Task statement:
Write out all lines holding the word "tăng".

►

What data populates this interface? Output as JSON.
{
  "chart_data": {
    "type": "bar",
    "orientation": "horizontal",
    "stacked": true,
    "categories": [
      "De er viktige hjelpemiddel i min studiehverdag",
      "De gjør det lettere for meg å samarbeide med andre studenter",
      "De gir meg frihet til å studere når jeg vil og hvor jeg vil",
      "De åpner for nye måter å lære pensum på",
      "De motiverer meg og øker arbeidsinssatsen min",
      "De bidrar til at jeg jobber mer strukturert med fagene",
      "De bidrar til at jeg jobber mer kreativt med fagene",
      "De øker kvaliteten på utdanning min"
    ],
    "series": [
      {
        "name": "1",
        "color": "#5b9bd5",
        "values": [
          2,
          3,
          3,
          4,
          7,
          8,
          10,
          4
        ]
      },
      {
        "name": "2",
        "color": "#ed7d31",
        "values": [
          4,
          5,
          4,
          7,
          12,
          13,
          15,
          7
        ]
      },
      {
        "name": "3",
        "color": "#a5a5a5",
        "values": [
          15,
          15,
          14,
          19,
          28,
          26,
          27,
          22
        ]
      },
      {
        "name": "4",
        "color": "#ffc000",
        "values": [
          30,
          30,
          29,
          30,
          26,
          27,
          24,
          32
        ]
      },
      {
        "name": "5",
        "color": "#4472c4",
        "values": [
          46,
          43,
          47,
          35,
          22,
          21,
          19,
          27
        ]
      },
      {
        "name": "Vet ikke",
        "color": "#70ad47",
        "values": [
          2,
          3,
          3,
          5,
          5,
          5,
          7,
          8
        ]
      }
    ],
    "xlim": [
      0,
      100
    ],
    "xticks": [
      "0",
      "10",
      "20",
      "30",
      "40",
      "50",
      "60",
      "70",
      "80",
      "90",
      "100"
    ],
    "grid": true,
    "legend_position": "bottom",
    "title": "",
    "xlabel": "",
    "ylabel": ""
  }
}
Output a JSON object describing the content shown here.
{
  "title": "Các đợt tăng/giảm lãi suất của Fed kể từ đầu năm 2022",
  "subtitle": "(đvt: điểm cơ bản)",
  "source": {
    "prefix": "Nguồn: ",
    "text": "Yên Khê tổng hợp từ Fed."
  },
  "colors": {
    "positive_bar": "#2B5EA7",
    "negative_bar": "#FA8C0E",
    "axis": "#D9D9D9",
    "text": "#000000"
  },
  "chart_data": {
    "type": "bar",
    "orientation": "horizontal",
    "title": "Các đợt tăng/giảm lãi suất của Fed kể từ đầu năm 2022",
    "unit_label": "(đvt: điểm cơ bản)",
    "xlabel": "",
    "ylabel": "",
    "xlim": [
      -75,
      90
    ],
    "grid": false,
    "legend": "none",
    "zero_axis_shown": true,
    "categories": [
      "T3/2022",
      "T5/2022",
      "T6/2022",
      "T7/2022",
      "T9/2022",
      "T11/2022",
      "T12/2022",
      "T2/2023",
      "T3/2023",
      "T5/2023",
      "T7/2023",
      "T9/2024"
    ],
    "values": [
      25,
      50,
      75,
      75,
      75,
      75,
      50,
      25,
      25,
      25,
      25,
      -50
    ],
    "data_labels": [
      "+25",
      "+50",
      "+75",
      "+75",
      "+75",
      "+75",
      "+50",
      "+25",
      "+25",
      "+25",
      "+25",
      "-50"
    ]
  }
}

◄

Final result:
  "title": "Các đợt tăng/giảm lãi suất của Fed kể từ đầu năm 2022",
    "title": "Các đợt tăng/giảm lãi suất của Fed kể từ đầu năm 2022",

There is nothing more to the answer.